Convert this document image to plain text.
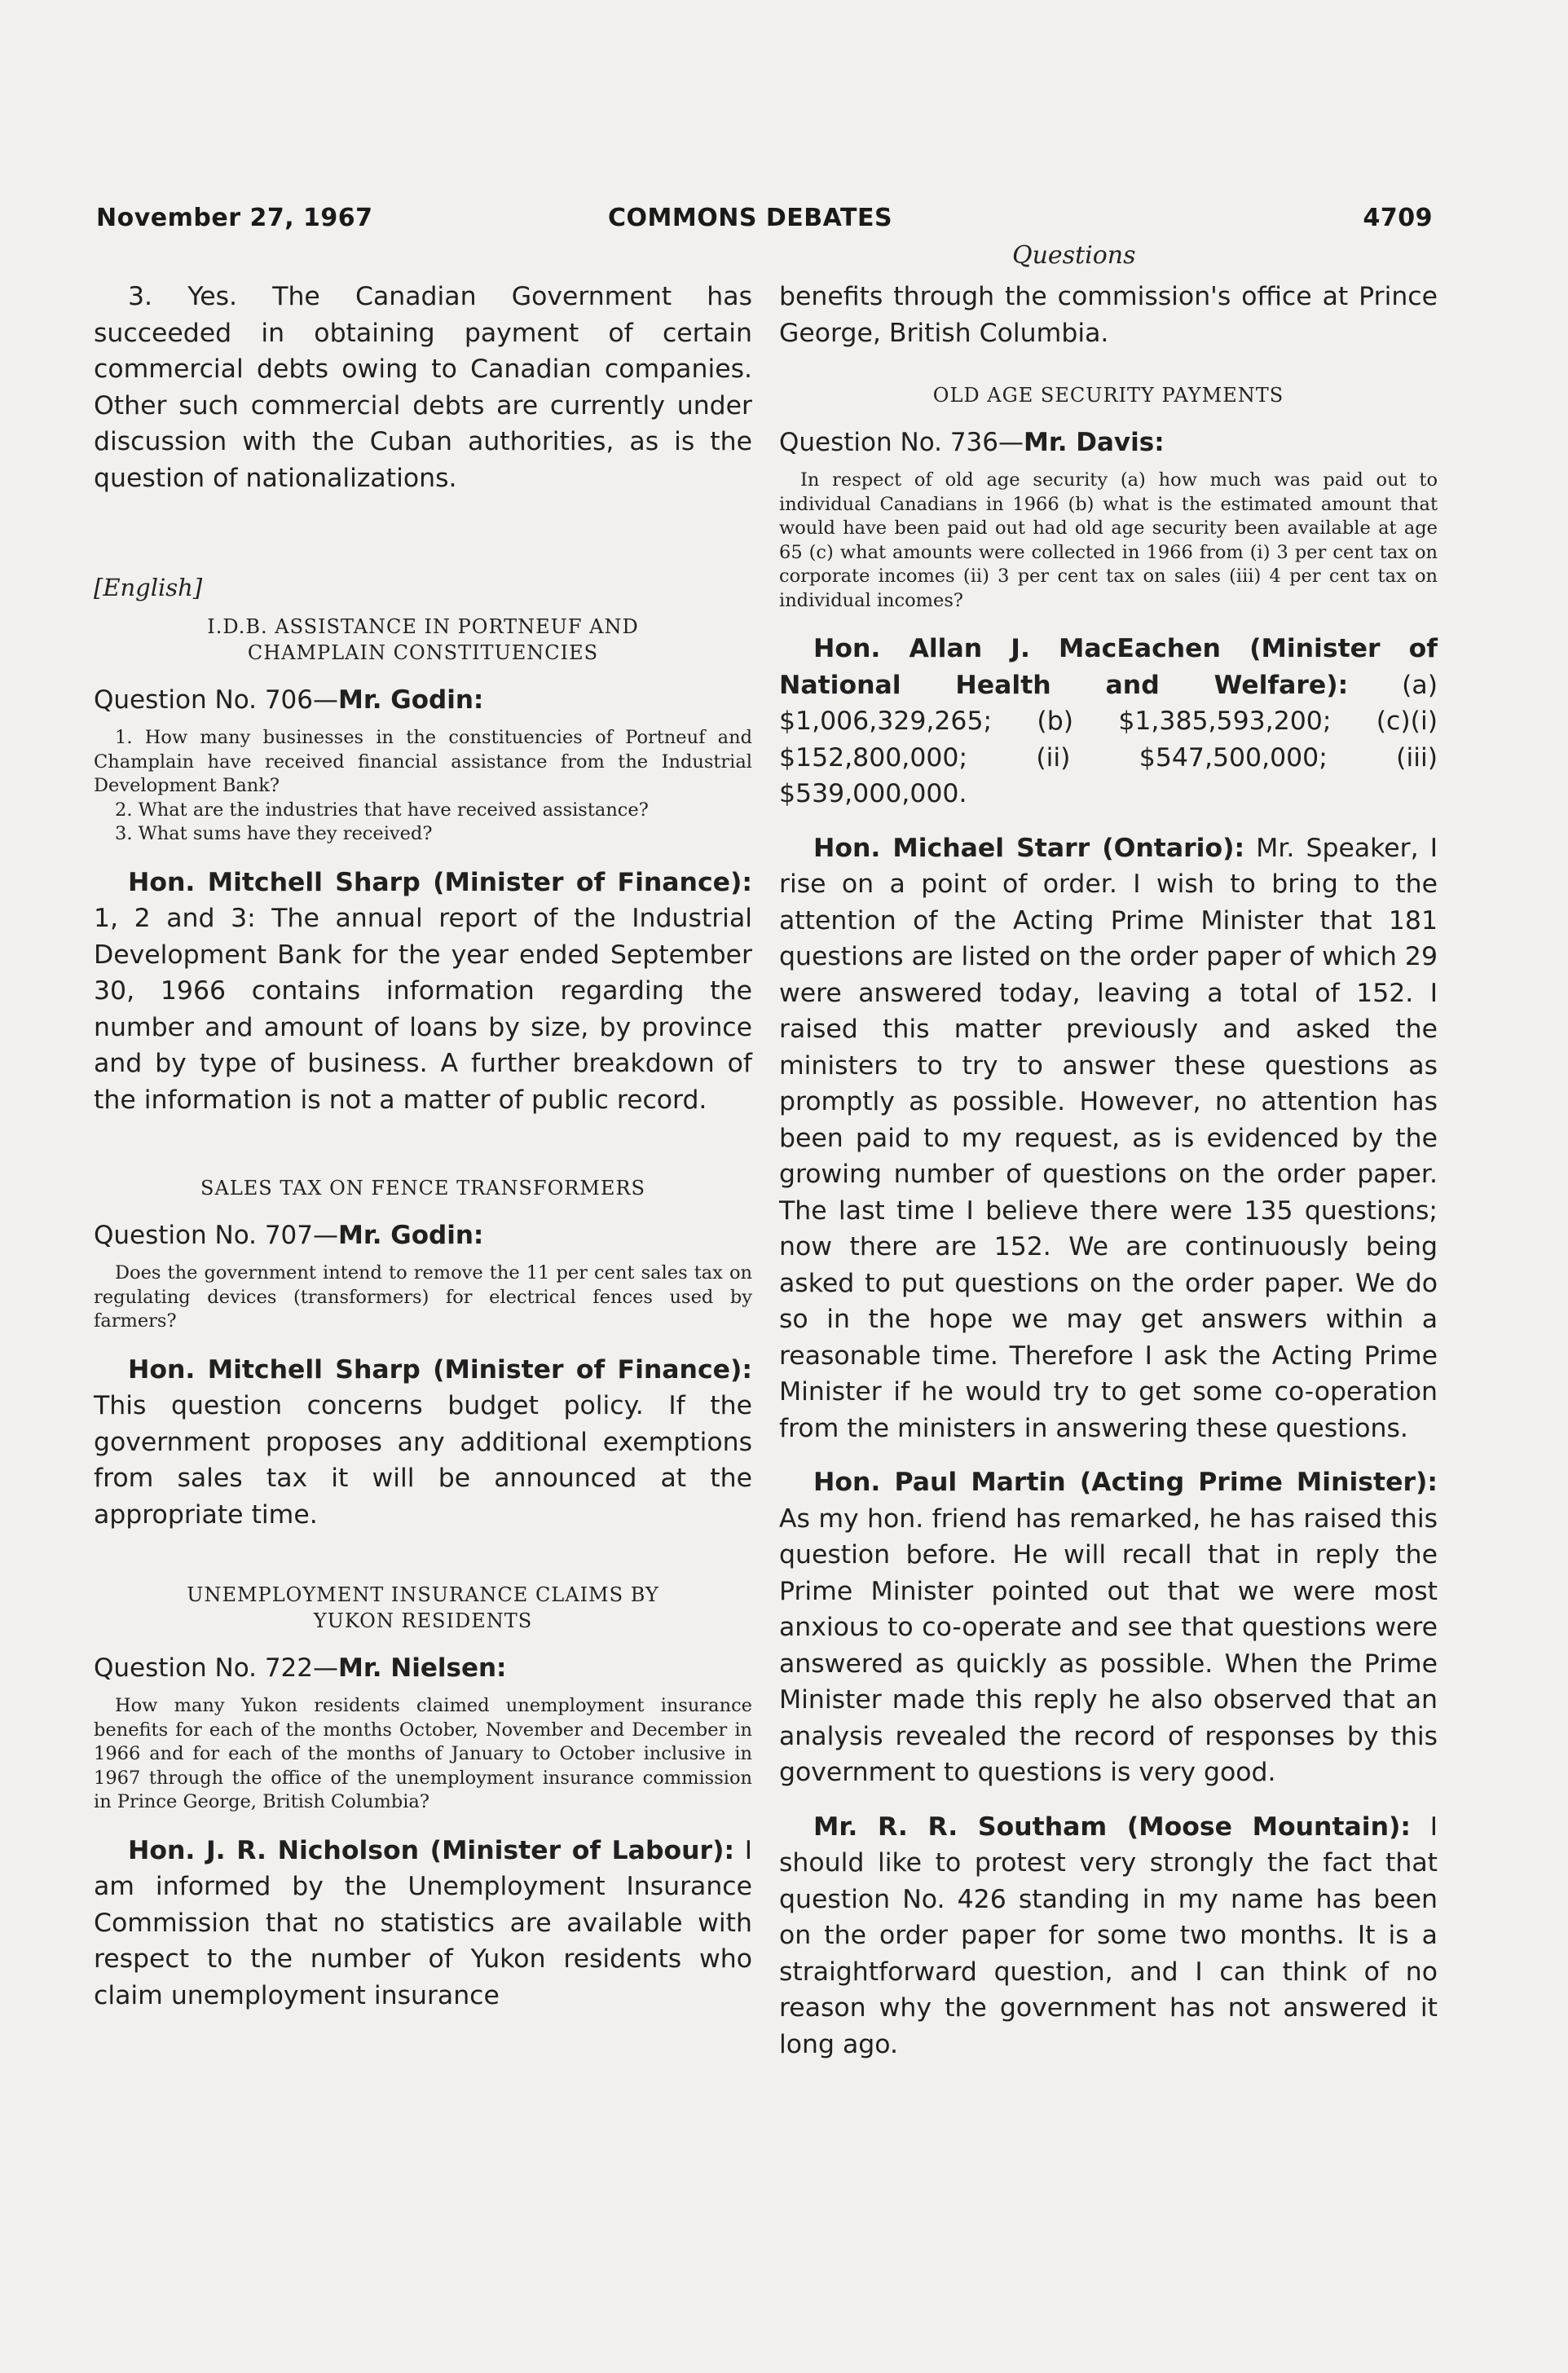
November 27, 1967	COMMONS DEBATES	4709
Questions

3. Yes. The Canadian Government has succeeded in obtaining payment of certain commercial debts owing to Canadian companies. Other such commercial debts are currently under discussion with the Cuban authorities, as is the question of nationalizations.

[English]

I.D.B. ASSISTANCE IN PORTNEUF AND

CHAMPLAIN CONSTITUENCIES

Question No. 706—Mr. Godin:

1. How many businesses in the constituencies of Portneuf and Champlain have received financial assistance from the Industrial Development Bank?

2. What are the industries that have received assistance?

3. What sums have they received?

Hon. Mitchell Sharp (Minister of Finance): 1, 2 and 3: The annual report of the Industrial Development Bank for the year ended September 30, 1966 contains information regarding the number and amount of loans by size, by province and by type of business. A further breakdown of the information is not a matter of public record.

SALES TAX ON FENCE TRANSFORMERS

Question No. 707—Mr. Godin:

Does the government intend to remove the 11 per cent sales tax on regulating devices (transformers) for electrical fences used by farmers?

Hon. Mitchell Sharp (Minister of Finance): This question concerns budget policy. If the government proposes any additional exemptions from sales tax it will be announced at the appropriate time.

UNEMPLOYMENT INSURANCE CLAIMS BY

YUKON RESIDENTS

Question No. 722—Mr. Nielsen:

How many Yukon residents claimed unemployment insurance benefits for each of the months October, November and December in 1966 and for each of the months of January to October inclusive in 1967 through the office of the unemployment insurance commission in Prince George, British Columbia?

Hon. J. R. Nicholson (Minister of Labour): I am informed by the Unemployment Insurance Commission that no statistics are available with respect to the number of Yukon residents who claim unemployment insurance

benefits through the commission's office at Prince George, British Columbia.

OLD AGE SECURITY PAYMENTS

Question No. 736—Mr. Davis:

In respect of old age security (a) how much was paid out to individual Canadians in 1966 (b) what is the estimated amount that would have been paid out had old age security been available at age 65 (c) what amounts were collected in 1966 from (i) 3 per cent tax on corporate incomes (ii) 3 per cent tax on sales (iii) 4 per cent tax on individual incomes?

Hon. Allan J. MacEachen (Minister of National Health and Welfare): (a) $1,006,329,265; (b) $1,385,593,200; (c)(i) $152,800,000; (ii) $547,500,000; (iii) $539,000,000.

Hon. Michael Starr (Ontario): Mr. Speaker, I rise on a point of order. I wish to bring to the attention of the Acting Prime Minister that 181 questions are listed on the order paper of which 29 were answered today, leaving a total of 152. I raised this matter previously and asked the ministers to try to answer these questions as promptly as possible. However, no attention has been paid to my request, as is evidenced by the growing number of questions on the order paper. The last time I believe there were 135 questions; now there are 152. We are continuously being asked to put questions on the order paper. We do so in the hope we may get answers within a reasonable time. Therefore I ask the Acting Prime Minister if he would try to get some co-operation from the ministers in answering these questions.

Hon. Paul Martin (Acting Prime Minister): As my hon. friend has remarked, he has raised this question before. He will recall that in reply the Prime Minister pointed out that we were most anxious to co-operate and see that questions were answered as quickly as possible. When the Prime Minister made this reply he also observed that an analysis revealed the record of responses by this government to questions is very good.

Mr. R. R. Southam (Moose Mountain): I should like to protest very strongly the fact that question No. 426 standing in my name has been on the order paper for some two months. It is a straightforward question, and I can think of no reason why the government has not answered it long ago.
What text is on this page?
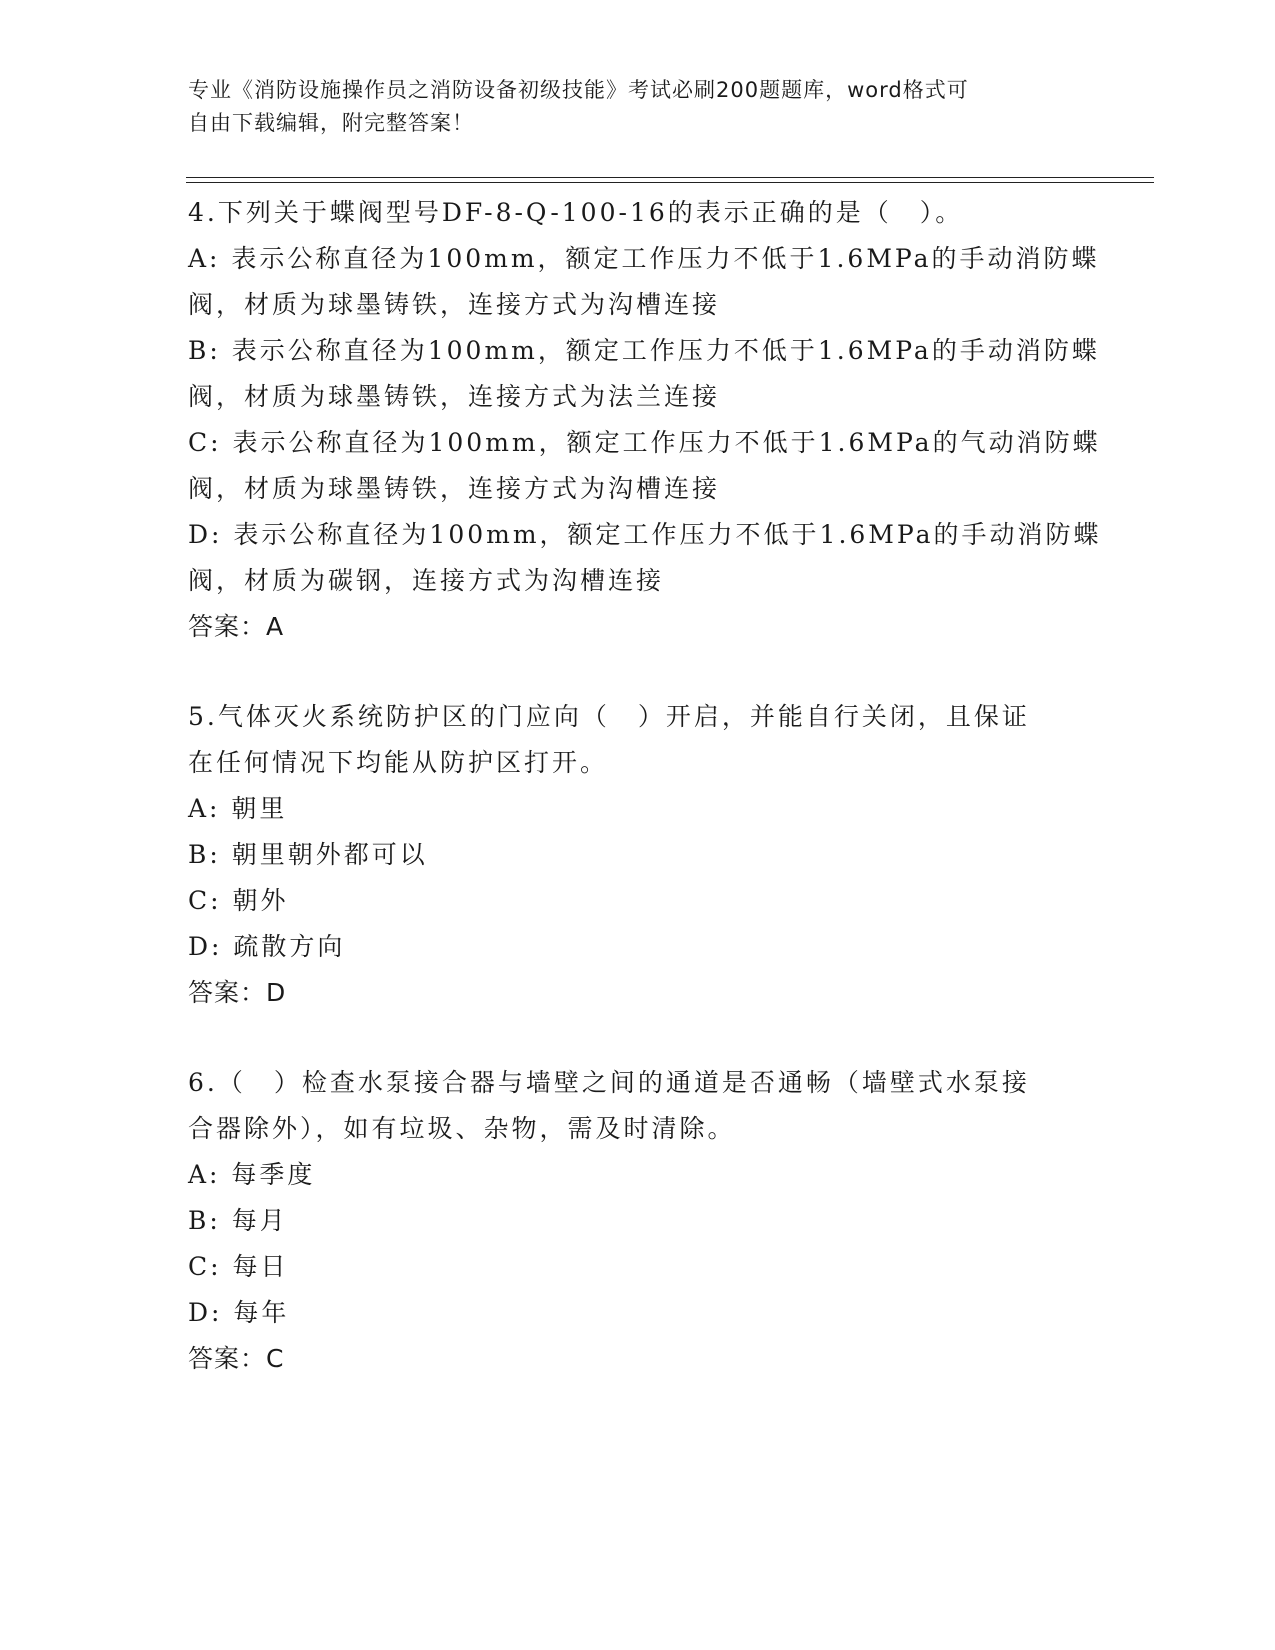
专业《消防设施操作员之消防设备初级技能》考试必刷200题题库，word格式可
自由下载编辑，附完整答案！
4.下列关于蝶阀型号DF-8-Q-100-16的表示正确的是（　）。
A: 表示公称直径为100mm，额定工作压力不低于1.6MPa的手动消防蝶
阀，材质为球墨铸铁，连接方式为沟槽连接
B: 表示公称直径为100mm，额定工作压力不低于1.6MPa的手动消防蝶
阀，材质为球墨铸铁，连接方式为法兰连接
C: 表示公称直径为100mm，额定工作压力不低于1.6MPa的气动消防蝶
阀，材质为球墨铸铁，连接方式为沟槽连接
D: 表示公称直径为100mm，额定工作压力不低于1.6MPa的手动消防蝶
阀，材质为碳钢，连接方式为沟槽连接
答案：A
5.气体灭火系统防护区的门应向（　）开启，并能自行关闭，且保证
在任何情况下均能从防护区打开。
A: 朝里
B: 朝里朝外都可以
C: 朝外
D: 疏散方向
答案：D
6.（　）检查水泵接合器与墙壁之间的通道是否通畅（墙壁式水泵接
合器除外），如有垃圾、杂物，需及时清除。
A: 每季度
B: 每月
C: 每日
D: 每年
答案：C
• • •
YOUR OBJECTIVE:
Return only those lines of the records that contain the string "Industrial".

TASK OUTPUT:
1. How many businesses in the constituencies of Portneuf and Champlain have received financial assistance from the Industrial Development Bank?
Hon. Mitchell Sharp (Minister of Finance): 1, 2 and 3: The annual report of the Industrial Development Bank for the year ended September 30, 1966 contains information regarding the number and amount of loans by size, by province and by type of business. A further breakdown of the information is not a matter of public record.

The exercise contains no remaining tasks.